◆ **CHALLENGE**:
Copy out each line featuring the string "psov" from the entries beneath.

(Saved entries)
******************************
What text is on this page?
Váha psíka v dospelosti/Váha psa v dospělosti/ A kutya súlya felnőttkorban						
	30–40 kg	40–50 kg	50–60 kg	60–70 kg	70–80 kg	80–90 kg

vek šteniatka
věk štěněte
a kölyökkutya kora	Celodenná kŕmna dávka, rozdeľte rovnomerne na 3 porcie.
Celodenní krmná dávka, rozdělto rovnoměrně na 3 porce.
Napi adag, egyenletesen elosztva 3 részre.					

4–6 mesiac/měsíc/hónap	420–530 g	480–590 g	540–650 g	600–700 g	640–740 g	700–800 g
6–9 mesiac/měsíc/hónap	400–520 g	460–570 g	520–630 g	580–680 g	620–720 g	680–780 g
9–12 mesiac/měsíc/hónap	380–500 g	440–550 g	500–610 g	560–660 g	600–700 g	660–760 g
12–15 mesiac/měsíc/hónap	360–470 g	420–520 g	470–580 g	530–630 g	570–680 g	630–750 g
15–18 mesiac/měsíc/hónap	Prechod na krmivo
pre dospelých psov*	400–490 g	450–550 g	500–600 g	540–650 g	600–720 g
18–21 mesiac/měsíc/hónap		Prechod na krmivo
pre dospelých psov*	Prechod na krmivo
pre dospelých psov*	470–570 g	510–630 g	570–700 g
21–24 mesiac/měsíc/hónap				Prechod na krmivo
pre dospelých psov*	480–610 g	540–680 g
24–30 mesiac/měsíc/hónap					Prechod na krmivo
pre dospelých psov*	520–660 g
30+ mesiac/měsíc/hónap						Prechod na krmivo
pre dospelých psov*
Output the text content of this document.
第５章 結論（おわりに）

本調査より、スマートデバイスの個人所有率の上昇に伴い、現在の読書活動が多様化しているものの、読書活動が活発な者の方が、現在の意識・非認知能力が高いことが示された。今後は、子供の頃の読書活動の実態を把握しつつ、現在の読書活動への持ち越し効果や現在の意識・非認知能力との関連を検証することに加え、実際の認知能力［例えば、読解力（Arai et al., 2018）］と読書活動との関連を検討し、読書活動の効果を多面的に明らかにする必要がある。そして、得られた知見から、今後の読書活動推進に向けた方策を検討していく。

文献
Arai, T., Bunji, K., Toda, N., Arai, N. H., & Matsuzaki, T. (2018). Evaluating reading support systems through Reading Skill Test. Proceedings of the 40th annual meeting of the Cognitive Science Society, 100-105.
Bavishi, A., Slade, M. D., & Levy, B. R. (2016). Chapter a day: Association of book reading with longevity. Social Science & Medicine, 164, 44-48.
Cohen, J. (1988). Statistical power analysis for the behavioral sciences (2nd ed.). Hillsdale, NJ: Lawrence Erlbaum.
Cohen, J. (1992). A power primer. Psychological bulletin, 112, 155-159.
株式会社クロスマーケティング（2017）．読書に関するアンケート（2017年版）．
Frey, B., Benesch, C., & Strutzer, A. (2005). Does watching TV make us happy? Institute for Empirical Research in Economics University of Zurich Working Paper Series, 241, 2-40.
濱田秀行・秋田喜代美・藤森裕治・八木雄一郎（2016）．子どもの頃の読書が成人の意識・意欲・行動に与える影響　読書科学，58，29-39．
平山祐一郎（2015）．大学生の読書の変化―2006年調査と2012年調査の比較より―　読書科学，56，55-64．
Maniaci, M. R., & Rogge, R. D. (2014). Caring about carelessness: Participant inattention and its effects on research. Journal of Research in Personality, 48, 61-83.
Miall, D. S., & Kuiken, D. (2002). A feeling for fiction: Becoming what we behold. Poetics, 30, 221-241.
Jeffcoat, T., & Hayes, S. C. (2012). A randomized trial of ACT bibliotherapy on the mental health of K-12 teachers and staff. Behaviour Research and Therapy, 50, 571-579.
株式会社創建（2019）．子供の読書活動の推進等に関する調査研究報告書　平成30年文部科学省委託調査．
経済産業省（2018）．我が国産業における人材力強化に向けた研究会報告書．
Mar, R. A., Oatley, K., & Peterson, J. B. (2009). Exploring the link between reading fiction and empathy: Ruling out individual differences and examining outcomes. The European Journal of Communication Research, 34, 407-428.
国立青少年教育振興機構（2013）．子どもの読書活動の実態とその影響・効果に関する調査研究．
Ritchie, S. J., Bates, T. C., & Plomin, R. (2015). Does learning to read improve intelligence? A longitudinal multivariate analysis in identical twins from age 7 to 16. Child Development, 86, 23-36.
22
******************************
◆ **SOLUTION BELOW**:
pre dospelých psov*	400–490 g	450–550 g	500–600 g	540–650 g	600–720 g
pre dospelých psov*	Prechod na krmivo
pre dospelých psov*	470–570 g	510–630 g	570–700 g
pre dospelých psov*	480–610 g	540–680 g
pre dospelých psov*	520–660 g
pre dospelých psov*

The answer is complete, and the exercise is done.